▸ **PROVIDED DATA**
-------

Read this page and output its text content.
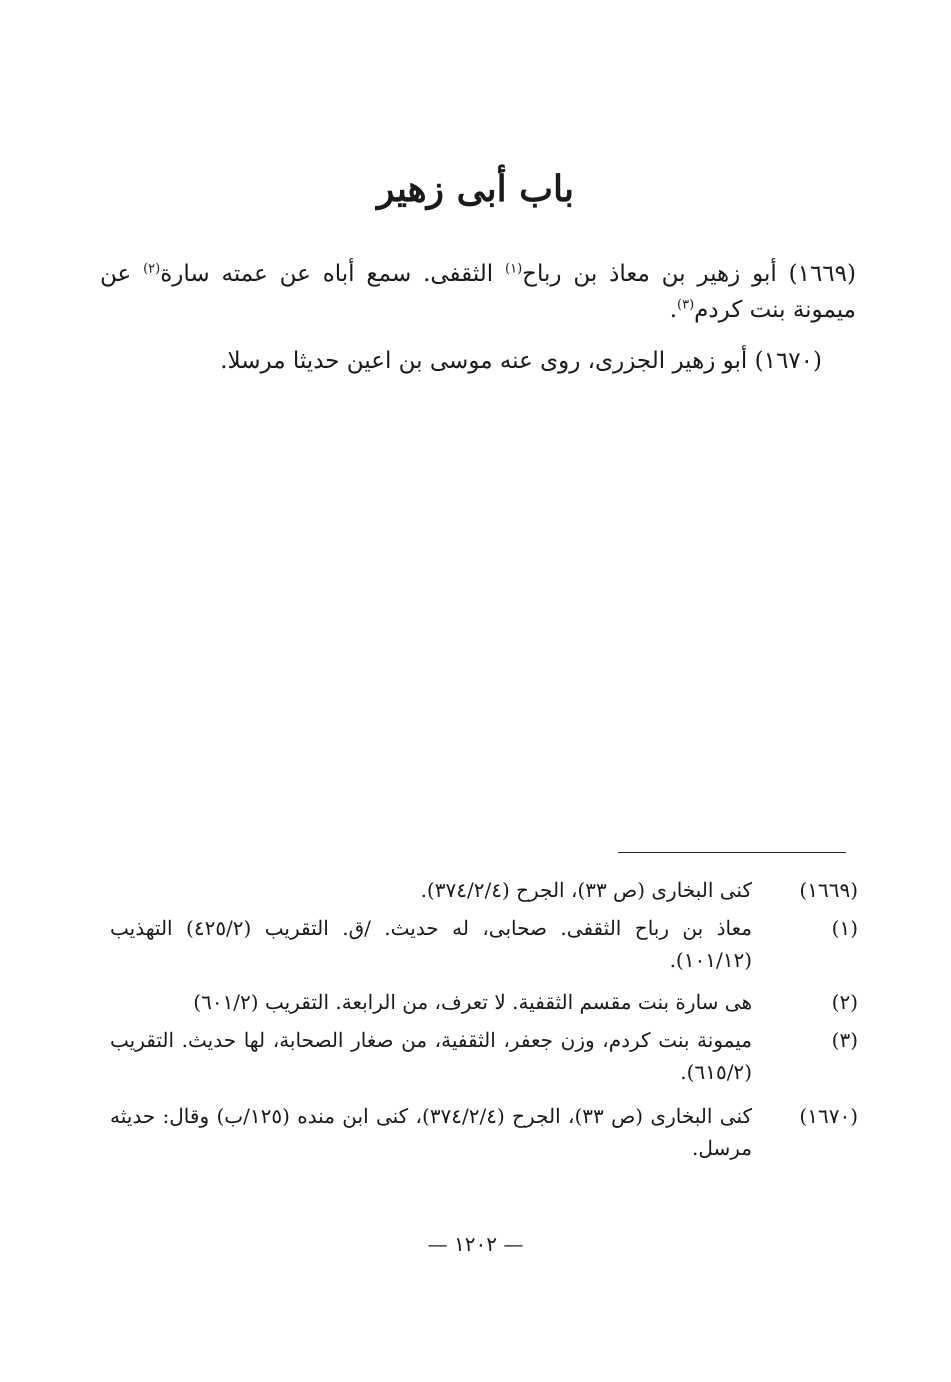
باب أبى زهير
(١٦٦٩) أبو زهير بن معاذ بن رباح$^{(١)}$ الثقفى. سمع أباه عن عمته سارة$^{(٢)}$ عن ميمونة بنت كردم$^{(٣)}$.
(١٦٧٠) أبو زهير الجزرى، روى عنه موسى بن اعين حديثا مرسلا.
(١٦٦٩)
كنى البخارى (ص ٣٣)، الجرح (٣٧٤/٢/٤).
(١)
معاذ بن رباح الثقفى. صحابى، له حديث. /ق. التقريب (٤٢٥/٢) التهذيب (١٠١/١٢).
(٢)
هى سارة بنت مقسم الثقفية. لا تعرف، من الرابعة. التقريب (٦٠١/٢)
(٣)
ميمونة بنت كردم، وزن جعفر، الثقفية، من صغار الصحابة، لها حديث. التقريب (٦١٥/٢).
(١٦٧٠)
كنى البخارى (ص ٣٣)، الجرح (٣٧٤/٢/٤)، كنى ابن منده (١٢٥/ب) وقال: حديثه مرسل.
— ١٢٠٢ —
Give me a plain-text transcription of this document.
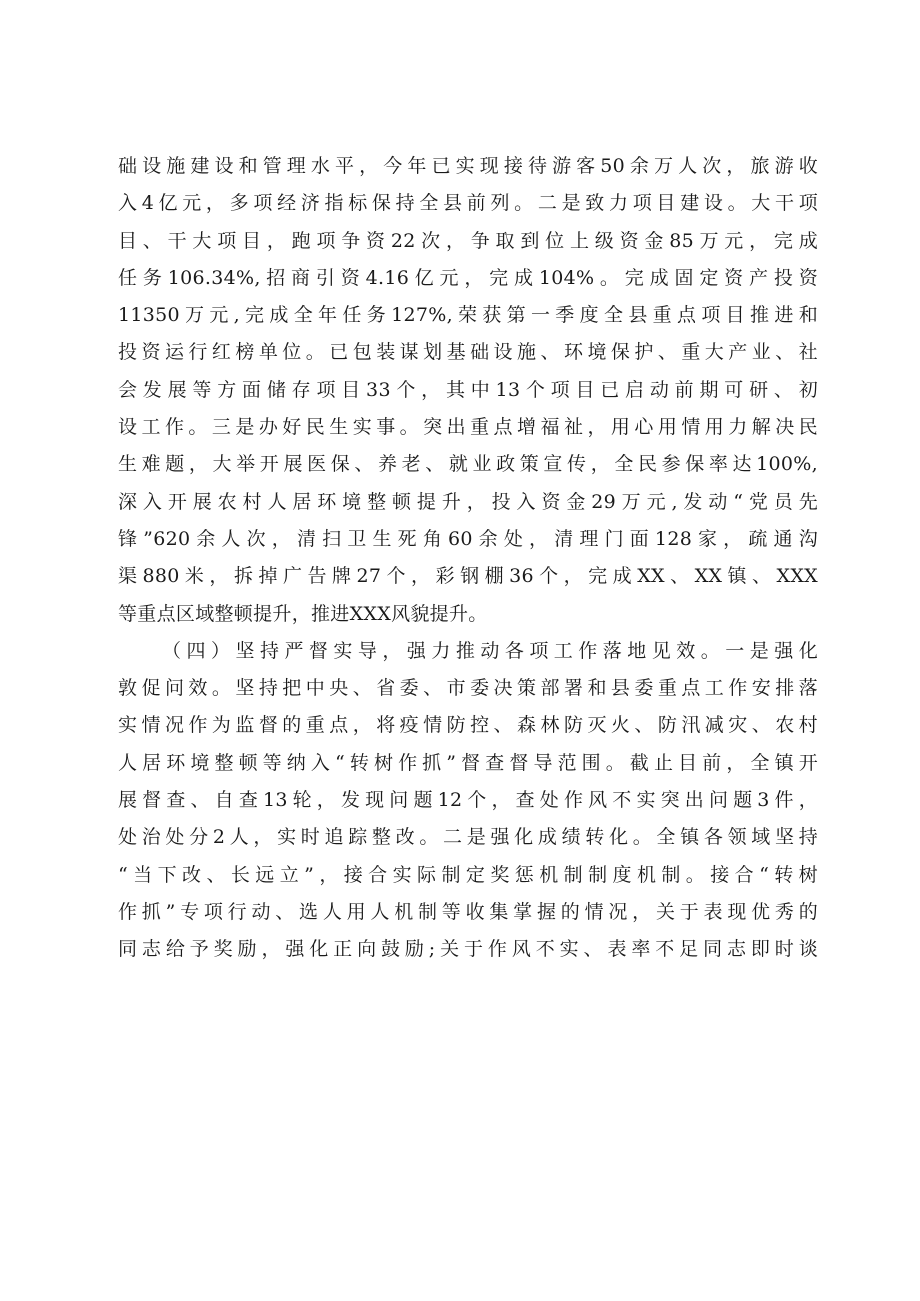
础设施建设和管理水平，今年已实现接待游客50余万人次，旅游收
入4亿元，多项经济指标保持全县前列。二是致力项目建设。大干项
目、干大项目，跑项争资22次，争取到位上级资金85万元，完成
任务106.34%,招商引资4.16亿元，完成104%。完成固定资产投资
11350万元,完成全年任务127%,荣获第一季度全县重点项目推进和
投资运行红榜单位。已包装谋划基础设施、环境保护、重大产业、社
会发展等方面储存项目33个，其中13个项目已启动前期可研、初
设工作。三是办好民生实事。突出重点增福祉，用心用情用力解决民
生难题，大举开展医保、养老、就业政策宣传，全民参保率达100%,
深入开展农村人居环境整顿提升，投入资金29万元,发动“党员先
锋”620余人次，清扫卫生死角60余处，清理门面128家，疏通沟
渠880米，拆掉广告牌27个，彩钢棚36个，完成XX、XX镇、XXX
等重点区域整顿提升，推进XXX风貌提升。
（四）坚持严督实导，强力推动各项工作落地见效。一是强化
敦促问效。坚持把中央、省委、市委决策部署和县委重点工作安排落
实情况作为监督的重点，将疫情防控、森林防灭火、防汛减灾、农村
人居环境整顿等纳入“转树作抓”督查督导范围。截止目前，全镇开
展督查、自查13轮，发现问题12个，查处作风不实突出问题3件，
处治处分2人，实时追踪整改。二是强化成绩转化。全镇各领域坚持
“当下改、长远立”，接合实际制定奖惩机制制度机制。接合“转树
作抓”专项行动、选人用人机制等收集掌握的情况，关于表现优秀的
同志给予奖励，强化正向鼓励;关于作风不实、表率不足同志即时谈
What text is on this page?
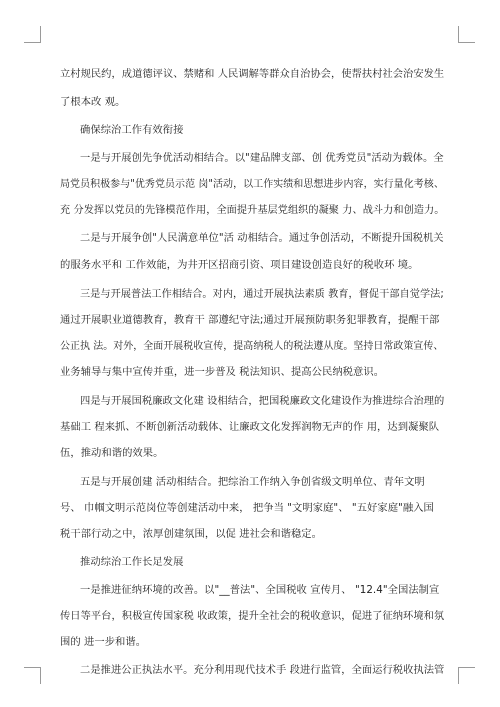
立村规民约，成道德评议、禁赌和 人民调解等群众自治协会，使帮扶村社会治安发生
了根本改 观。
确保综治工作有效衔接
一是与开展创先争优活动相结合。以"建品牌支部、创 优秀党员"活动为载体。全
局党员积极参与"优秀党员示范 岗"活动，以工作实绩和思想进步内容，实行量化考核、
充 分发挥以党员的先锋模范作用，全面提升基层党组织的凝聚 力、战斗力和创造力。
二是与开展争创"人民满意单位"活 动相结合。通过争创活动，不断提升国税机关
的服务水平和 工作效能，为井开区招商引资、项目建设创造良好的税收环 境。
三是与开展普法工作相结合。对内，通过开展执法素质 教育，督促干部自觉学法;
通过开展职业道德教育，教育干 部遵纪守法;通过开展预防职务犯罪教育，提醒干部
公正执 法。对外，全面开展税收宣传，提高纳税人的税法遵从度。坚持日常政策宣传、
业务辅导与集中宣传并重，进一步普及 税法知识、提高公民纳税意识。
四是与开展国税廉政文化建 设相结合，把国税廉政文化建设作为推进综合治理的
基础工 程来抓、不断创新活动载体、让廉政文化发挥润物无声的作 用，达到凝聚队
伍，推动和谐的效果。
五是与开展创建 活动相结合。把综治工作纳入争创省级文明单位、青年文明
号、 巾帼文明示范岗位等创建活动中来， 把争当 "文明家庭"、 "五好家庭"融入国
税干部行动之中，浓厚创建氛围，以促 进社会和谐稳定。
推动综治工作长足发展
一是推进征纳环境的改善。以"__普法"、全国税收 宣传月、 "12.4"全国法制宣
传日等平台，积极宣传国家税 收政策，提升全社会的税收意识，促进了征纳环境和氛
围的 进一步和谐。
二是推进公正执法水平。充分利用现代技术手 段进行监管，全面运行税收执法管
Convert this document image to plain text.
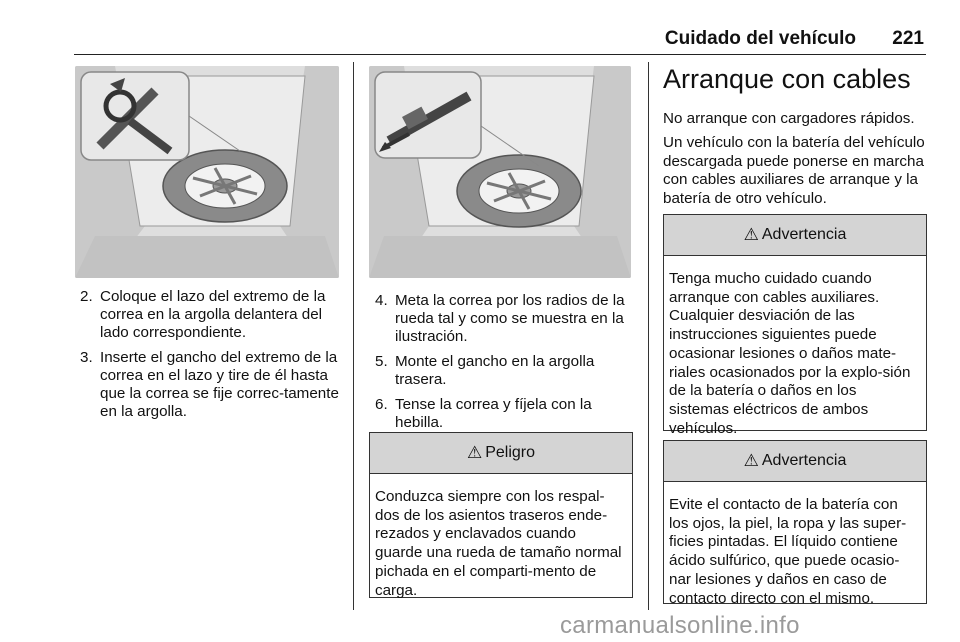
Cuidado del vehículo 221
2. Coloque el lazo del extremo de la correa en la argolla delantera del lado correspondiente.
3. Inserte el gancho del extremo de la correa en el lazo y tire de él hasta que la correa se fije correc-tamente en la argolla.
4. Meta la correa por los radios de la rueda tal y como se muestra en la ilustración.
5. Monte el gancho en la argolla trasera.
6. Tense la correa y fíjela con la hebilla.
⚠ Peligro
Conduzca siempre con los respal-dos de los asientos traseros ende-rezados y enclavados cuando guarde una rueda de tamaño normal pichada en el comparti-mento de carga.
Arranque con cables
No arranque con cargadores rápidos.
Un vehículo con la batería del vehículo descargada puede ponerse en marcha con cables auxiliares de arranque y la batería de otro vehículo.
⚠ Advertencia
Tenga mucho cuidado cuando arranque con cables auxiliares. Cualquier desviación de las instrucciones siguientes puede ocasionar lesiones o daños mate-riales ocasionados por la explo-sión de la batería o daños en los sistemas eléctricos de ambos vehículos.
⚠ Advertencia
Evite el contacto de la batería con los ojos, la piel, la ropa y las super-ficies pintadas. El líquido contiene ácido sulfúrico, que puede ocasio-nar lesiones y daños en caso de contacto directo con el mismo.
carmanualsonline.info
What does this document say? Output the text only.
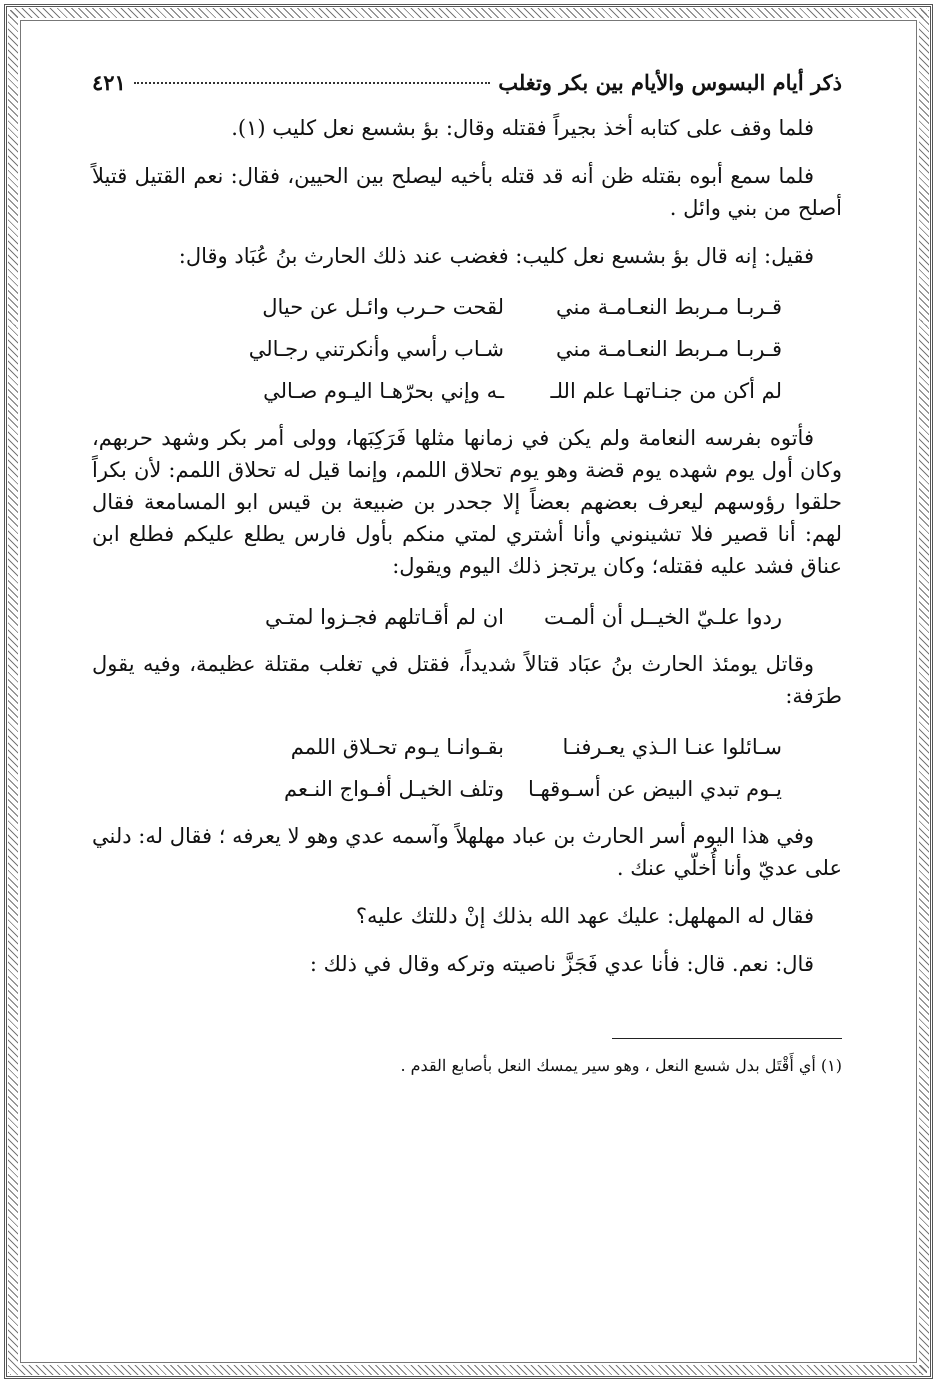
ذكر أيام البسوس والأيام بين بكر وتغلب
٤٢١

فلما وقف على كتابه أخذ بجيراً فقتله وقال: بؤ بشسع نعل كليب (١).

فلما سمع أبوه بقتله ظن أنه قد قتله بأخيه ليصلح بين الحيين، فقال: نعم القتيل قتيلاً أصلح من بني وائل .

فقيل: إنه قال بؤ بشسع نعل كليب: فغضب عند ذلك الحارث بنُ عُبَاد وقال:

قـربـا مـربط النعـامـة مني
لقحت حـرب وائـل عن حيال
قـربـا مـربط النعـامـة مني
شـاب رأسي وأنكرتني رجـالي
لم أكن من جنـاتهـا علم اللـ
ـه وإني بحرّهـا اليـوم صـالي

فأتوه بفرسه النعامة ولم يكن في زمانها مثلها فَرَكِبَها، وولى أمر بكر وشهد حربهم، وكان أول يوم شهده يوم قضة وهو يوم تحلاق اللمم، وإنما قيل له تحلاق اللمم: لأن بكراً حلقوا رؤوسهم ليعرف بعضهم بعضاً إلا جحدر بن ضبيعة بن قيس ابو المسامعة فقال لهم: أنا قصير فلا تشينوني وأنا أشتري لمتي منكم بأول فارس يطلع عليكم فطلع ابن عناق فشد عليه فقتله؛ وكان يرتجز ذلك اليوم ويقول:

ردوا علـيّ الخيــل أن ألمـت
ان لم أقـاتلهم فجـزوا لمتـي

وقاتل يومئذ الحارث بنُ عبَاد قتالاً شديداً، فقتل في تغلب مقتلة عظيمة، وفيه يقول طرَفة:

سـائلوا عنـا الـذي يعـرفنـا
بقـوانـا يـوم تحـلاق اللمم
يـوم تبدي البيض عن أسـوقهـا
وتلف الخيـل أفـواج النـعم

وفي هذا اليوم أسر الحارث بن عباد مهلهلاً وآسمه عدي وهو لا يعرفه ؛ فقال له: دلني على عديّ وأنا أُخلّي عنك .

فقال له المهلهل: عليك عهد الله بذلك إنْ دللتك عليه؟

قال: نعم. قال: فأنا عدي فَجَزَّ ناصيته وتركه وقال في ذلك :

(١) أي أَقْتَل بدل شسع النعل ، وهو سير يمسك النعل بأصابع القدم .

-------

▸ **REQUIRED TASK**
Find each line with the string "What" and copy it out.

▸ **COMPLETE RESPONSE**
What text is on this page?
What does this document say? Output the text only.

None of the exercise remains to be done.